● SHORT EXERCISE
Tell me how many lines hold "RHESSI", please, using only the number.

--- BEGIN GIVEN INFORMATION ---

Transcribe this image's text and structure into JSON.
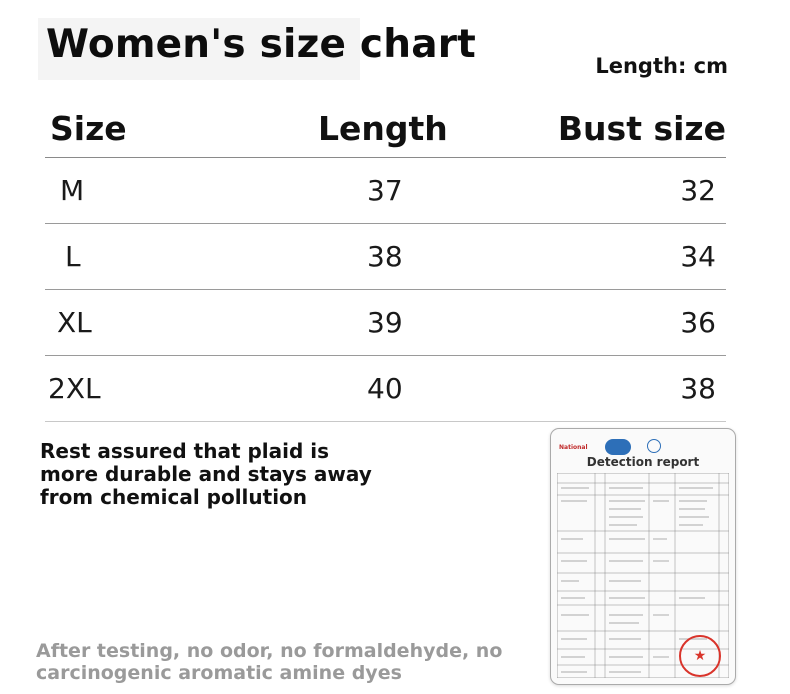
{
  "header": {
    "title": "Women's size chart",
    "unit_note": "Length: cm"
  },
  "table": {
    "columns": [
      "Size",
      "Length",
      "Bust size"
    ],
    "rows": [
      {
        "size": "M",
        "length": "37",
        "bust": "32"
      },
      {
        "size": "L",
        "length": "38",
        "bust": "34"
      },
      {
        "size": "XL",
        "length": "39",
        "bust": "36"
      },
      {
        "size": "2XL",
        "length": "40",
        "bust": "38"
      }
    ]
  },
  "notes": {
    "assurance": "Rest assured that plaid is more durable and stays away from chemical pollution",
    "footer": "After testing, no odor, no formaldehyde, no carcinogenic aromatic amine dyes"
  },
  "report": {
    "title": "Detection report",
    "logo_text": "National",
    "stamp_color": "#d9342b"
  },
  "colors": {
    "text": "#111111",
    "footer_text": "#9a9a9a",
    "divider": "#8a8a8a"
  }
}
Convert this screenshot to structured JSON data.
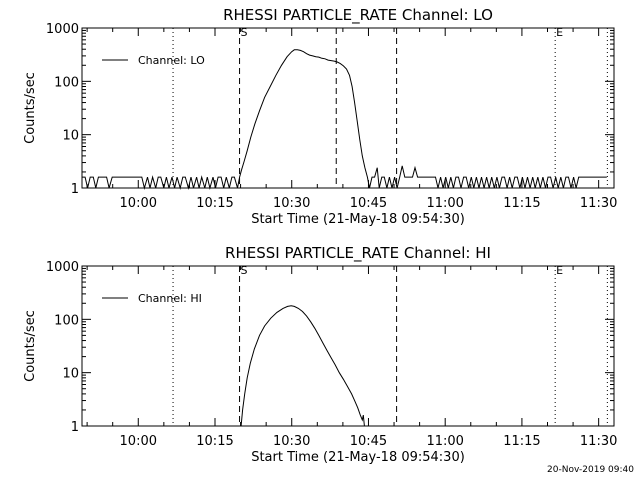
{
  "footer_timestamp": "20-Nov-2019 09:40",
  "chart_data": [
    {
      "type": "line",
      "title": "RHESSI PARTICLE_RATE Channel: LO",
      "xlabel": "Start Time (21-May-18 09:54:30)",
      "ylabel": "Counts/sec",
      "y_scale": "log",
      "ylim": [
        1,
        1000
      ],
      "y_tick_labels": [
        "1",
        "10",
        "100",
        "1000"
      ],
      "y_tick_values": [
        1,
        10,
        100,
        1000
      ],
      "xlim_minutes": [
        -5.5,
        98.5
      ],
      "x_tick_labels": [
        "10:00",
        "10:15",
        "10:30",
        "10:45",
        "11:00",
        "11:15",
        "11:30"
      ],
      "x_tick_values": [
        5.5,
        20.5,
        35.5,
        50.5,
        65.5,
        80.5,
        95.5
      ],
      "legend": "Channel: LO",
      "legend_position": "top-left",
      "markers": [
        {
          "minute": 12.3,
          "style": "dotted",
          "label": ""
        },
        {
          "minute": 25.3,
          "style": "dashed",
          "label": "S"
        },
        {
          "minute": 44.2,
          "style": "dashed",
          "label": ""
        },
        {
          "minute": 56.0,
          "style": "dashed",
          "label": ""
        },
        {
          "minute": 87.0,
          "style": "dotted",
          "label": "E"
        },
        {
          "minute": 97.2,
          "style": "dotted",
          "label": ""
        }
      ],
      "series": [
        {
          "name": "Channel: LO",
          "baseline_noise": true,
          "points": [
            [
              -5.5,
              1.6
            ],
            [
              -4.9,
              1.6
            ],
            [
              -4.4,
              1.0
            ],
            [
              -3.9,
              1.6
            ],
            [
              -3.3,
              1.6
            ],
            [
              -2.8,
              1.0
            ],
            [
              -2.3,
              1.6
            ],
            [
              -1.7,
              1.6
            ],
            [
              -1.2,
              1.6
            ],
            [
              -0.7,
              1.6
            ],
            [
              -0.2,
              1.0
            ],
            [
              0.4,
              1.6
            ],
            [
              0.9,
              1.6
            ],
            [
              1.4,
              1.6
            ],
            [
              2.0,
              1.6
            ],
            [
              2.5,
              1.6
            ],
            [
              3.0,
              1.6
            ],
            [
              3.6,
              1.6
            ],
            [
              4.1,
              1.6
            ],
            [
              4.6,
              1.6
            ],
            [
              5.2,
              1.6
            ],
            [
              5.7,
              1.6
            ],
            [
              6.2,
              1.6
            ],
            [
              6.7,
              1.0
            ],
            [
              7.3,
              1.6
            ],
            [
              7.8,
              1.0
            ],
            [
              8.3,
              1.6
            ],
            [
              8.9,
              1.0
            ],
            [
              9.4,
              1.6
            ],
            [
              9.9,
              1.6
            ],
            [
              10.5,
              1.0
            ],
            [
              11.0,
              1.6
            ],
            [
              11.5,
              1.0
            ],
            [
              12.1,
              1.6
            ],
            [
              12.6,
              1.0
            ],
            [
              13.1,
              1.6
            ],
            [
              13.7,
              1.0
            ],
            [
              14.2,
              1.6
            ],
            [
              14.7,
              1.6
            ],
            [
              15.3,
              1.0
            ],
            [
              15.8,
              1.6
            ],
            [
              16.3,
              1.0
            ],
            [
              16.9,
              1.6
            ],
            [
              17.4,
              1.0
            ],
            [
              17.9,
              1.6
            ],
            [
              18.5,
              1.0
            ],
            [
              19.0,
              1.6
            ],
            [
              19.5,
              1.0
            ],
            [
              20.1,
              1.6
            ],
            [
              20.6,
              1.0
            ],
            [
              21.1,
              1.6
            ],
            [
              21.7,
              1.6
            ],
            [
              22.2,
              1.0
            ],
            [
              22.7,
              1.6
            ],
            [
              23.3,
              1.0
            ],
            [
              23.8,
              1.6
            ],
            [
              24.3,
              1.6
            ],
            [
              24.9,
              1.0
            ],
            [
              25.3,
              1.6
            ],
            [
              25.7,
              2.2
            ],
            [
              26.2,
              3.2
            ],
            [
              26.8,
              5.0
            ],
            [
              27.5,
              9
            ],
            [
              28.3,
              16
            ],
            [
              29.2,
              28
            ],
            [
              30.2,
              50
            ],
            [
              31.3,
              80
            ],
            [
              32.4,
              130
            ],
            [
              33.5,
              200
            ],
            [
              34.6,
              290
            ],
            [
              35.5,
              360
            ],
            [
              36.0,
              390
            ],
            [
              36.6,
              390
            ],
            [
              37.2,
              380
            ],
            [
              37.8,
              360
            ],
            [
              38.4,
              330
            ],
            [
              39.0,
              310
            ],
            [
              39.6,
              300
            ],
            [
              40.2,
              290
            ],
            [
              40.8,
              285
            ],
            [
              41.4,
              270
            ],
            [
              42.0,
              265
            ],
            [
              42.6,
              250
            ],
            [
              43.2,
              245
            ],
            [
              43.8,
              240
            ],
            [
              44.4,
              230
            ],
            [
              45.0,
              215
            ],
            [
              45.6,
              195
            ],
            [
              46.2,
              170
            ],
            [
              46.8,
              130
            ],
            [
              47.3,
              80
            ],
            [
              47.8,
              40
            ],
            [
              48.3,
              18
            ],
            [
              48.8,
              8
            ],
            [
              49.3,
              4
            ],
            [
              49.8,
              2.4
            ],
            [
              50.3,
              1.6
            ],
            [
              50.7,
              1.0
            ],
            [
              51.2,
              1.6
            ],
            [
              51.7,
              1.6
            ],
            [
              52.2,
              2.4
            ],
            [
              52.6,
              1.0
            ],
            [
              53.1,
              1.6
            ],
            [
              53.6,
              1.6
            ],
            [
              54.1,
              1.0
            ],
            [
              54.6,
              1.6
            ],
            [
              55.1,
              1.0
            ],
            [
              55.6,
              1.6
            ],
            [
              56.1,
              1.0
            ],
            [
              56.6,
              1.6
            ],
            [
              57.1,
              2.6
            ],
            [
              57.6,
              1.6
            ],
            [
              58.1,
              1.6
            ],
            [
              58.6,
              1.6
            ],
            [
              59.1,
              1.6
            ],
            [
              59.6,
              2.4
            ],
            [
              60.1,
              1.6
            ],
            [
              60.6,
              1.6
            ],
            [
              61.1,
              1.6
            ],
            [
              61.6,
              1.6
            ],
            [
              62.1,
              1.6
            ],
            [
              62.6,
              1.6
            ],
            [
              63.1,
              1.6
            ],
            [
              63.6,
              1.6
            ],
            [
              64.1,
              1.0
            ],
            [
              64.6,
              1.6
            ],
            [
              65.1,
              1.0
            ],
            [
              65.6,
              1.6
            ],
            [
              66.1,
              1.0
            ],
            [
              66.6,
              1.6
            ],
            [
              67.1,
              1.0
            ],
            [
              67.6,
              1.6
            ],
            [
              68.1,
              1.6
            ],
            [
              68.6,
              1.0
            ],
            [
              69.1,
              1.6
            ],
            [
              69.6,
              1.6
            ],
            [
              70.1,
              1.0
            ],
            [
              70.6,
              1.6
            ],
            [
              71.1,
              1.0
            ],
            [
              71.6,
              1.6
            ],
            [
              72.1,
              1.0
            ],
            [
              72.6,
              1.6
            ],
            [
              73.1,
              1.0
            ],
            [
              73.6,
              1.6
            ],
            [
              74.1,
              1.0
            ],
            [
              74.6,
              1.6
            ],
            [
              75.1,
              1.0
            ],
            [
              75.6,
              1.6
            ],
            [
              76.1,
              1.0
            ],
            [
              76.6,
              1.6
            ],
            [
              77.1,
              1.6
            ],
            [
              77.6,
              1.0
            ],
            [
              78.1,
              1.6
            ],
            [
              78.6,
              1.0
            ],
            [
              79.1,
              1.6
            ],
            [
              79.6,
              1.6
            ],
            [
              80.1,
              1.0
            ],
            [
              80.6,
              1.6
            ],
            [
              81.1,
              1.0
            ],
            [
              81.6,
              1.6
            ],
            [
              82.1,
              1.0
            ],
            [
              82.6,
              1.6
            ],
            [
              83.1,
              1.0
            ],
            [
              83.6,
              1.6
            ],
            [
              84.1,
              1.0
            ],
            [
              84.6,
              1.6
            ],
            [
              85.1,
              1.0
            ],
            [
              85.6,
              1.6
            ],
            [
              86.1,
              1.6
            ],
            [
              86.6,
              1.0
            ],
            [
              87.1,
              1.6
            ],
            [
              87.6,
              1.0
            ],
            [
              88.1,
              1.6
            ],
            [
              88.6,
              1.0
            ],
            [
              89.1,
              1.6
            ],
            [
              89.6,
              1.6
            ],
            [
              90.1,
              1.0
            ],
            [
              90.6,
              1.6
            ],
            [
              91.1,
              1.0
            ],
            [
              91.6,
              1.6
            ],
            [
              92.1,
              1.6
            ],
            [
              92.6,
              1.6
            ],
            [
              93.1,
              1.6
            ],
            [
              93.6,
              1.6
            ],
            [
              94.1,
              1.6
            ],
            [
              94.6,
              1.6
            ],
            [
              95.1,
              1.6
            ],
            [
              95.6,
              1.6
            ],
            [
              96.1,
              1.6
            ],
            [
              96.6,
              1.6
            ],
            [
              97.1,
              1.6
            ]
          ]
        }
      ]
    },
    {
      "type": "line",
      "title": "RHESSI PARTICLE_RATE Channel: HI",
      "xlabel": "Start Time (21-May-18 09:54:30)",
      "ylabel": "Counts/sec",
      "y_scale": "log",
      "ylim": [
        1,
        1000
      ],
      "y_tick_labels": [
        "1",
        "10",
        "100",
        "1000"
      ],
      "y_tick_values": [
        1,
        10,
        100,
        1000
      ],
      "xlim_minutes": [
        -5.5,
        98.5
      ],
      "x_tick_labels": [
        "10:00",
        "10:15",
        "10:30",
        "10:45",
        "11:00",
        "11:15",
        "11:30"
      ],
      "x_tick_values": [
        5.5,
        20.5,
        35.5,
        50.5,
        65.5,
        80.5,
        95.5
      ],
      "legend": "Channel: HI",
      "legend_position": "top-left",
      "markers": [
        {
          "minute": 12.3,
          "style": "dotted",
          "label": ""
        },
        {
          "minute": 25.3,
          "style": "dashed",
          "label": "S"
        },
        {
          "minute": 56.0,
          "style": "dashed",
          "label": ""
        },
        {
          "minute": 87.0,
          "style": "dotted",
          "label": "E"
        },
        {
          "minute": 97.2,
          "style": "dotted",
          "label": ""
        }
      ],
      "series": [
        {
          "name": "Channel: HI",
          "baseline_noise": false,
          "points": [
            [
              25.6,
              1.0
            ],
            [
              25.9,
              2.0
            ],
            [
              26.3,
              4.0
            ],
            [
              26.8,
              8
            ],
            [
              27.4,
              15
            ],
            [
              28.2,
              28
            ],
            [
              29.2,
              50
            ],
            [
              30.2,
              75
            ],
            [
              31.4,
              105
            ],
            [
              32.6,
              135
            ],
            [
              33.8,
              160
            ],
            [
              34.7,
              175
            ],
            [
              35.4,
              180
            ],
            [
              36.0,
              175
            ],
            [
              36.8,
              160
            ],
            [
              37.6,
              140
            ],
            [
              38.4,
              115
            ],
            [
              39.2,
              90
            ],
            [
              40.0,
              68
            ],
            [
              40.8,
              50
            ],
            [
              41.6,
              36
            ],
            [
              42.4,
              26
            ],
            [
              43.2,
              19
            ],
            [
              44.0,
              14
            ],
            [
              44.8,
              10
            ],
            [
              45.6,
              7.5
            ],
            [
              46.4,
              5.5
            ],
            [
              47.2,
              4.0
            ],
            [
              47.8,
              3.0
            ],
            [
              48.4,
              2.2
            ],
            [
              48.9,
              1.6
            ],
            [
              49.3,
              1.3
            ],
            [
              49.5,
              1.6
            ],
            [
              49.7,
              1.0
            ]
          ]
        }
      ]
    }
  ]
}
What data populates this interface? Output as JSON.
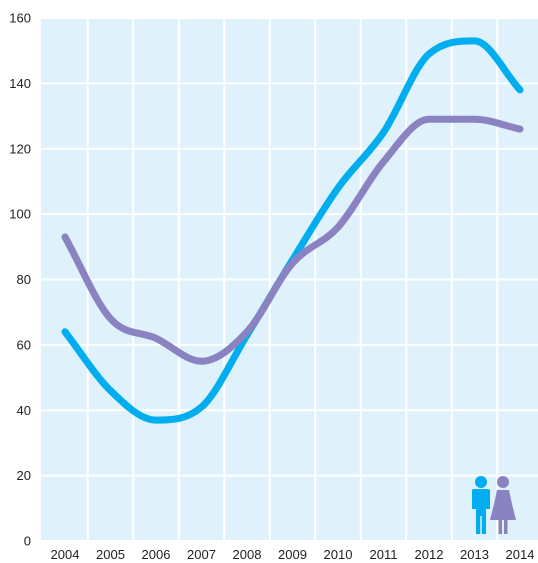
{
  "chart_data": {
    "type": "line",
    "title": "",
    "xlabel": "",
    "ylabel": "",
    "categories": [
      "2004",
      "2005",
      "2006",
      "2007",
      "2008",
      "2009",
      "2010",
      "2011",
      "2012",
      "2013",
      "2014"
    ],
    "ylim": [
      0,
      160
    ],
    "y_ticks": [
      "0",
      "20",
      "40",
      "60",
      "80",
      "100",
      "120",
      "140",
      "160"
    ],
    "grid": true,
    "background_color": "#dff1fb",
    "series": [
      {
        "color": "#00aeef",
        "icon": "male-figure-icon",
        "values": [
          64,
          46,
          37,
          41,
          63,
          86,
          108,
          125,
          149,
          153,
          138
        ]
      },
      {
        "color": "#8a82c1",
        "icon": "female-figure-icon",
        "values": [
          93,
          68,
          62,
          55,
          64,
          85,
          96,
          116,
          129,
          129,
          126
        ]
      }
    ],
    "legend": {
      "placement": "bottom-right",
      "items": [
        {
          "icon": "male-figure-icon",
          "color": "#00aeef"
        },
        {
          "icon": "female-figure-icon",
          "color": "#8a82c1"
        }
      ]
    }
  }
}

--- END GIVEN INFORMATION ---

● FULL SOLUTION
2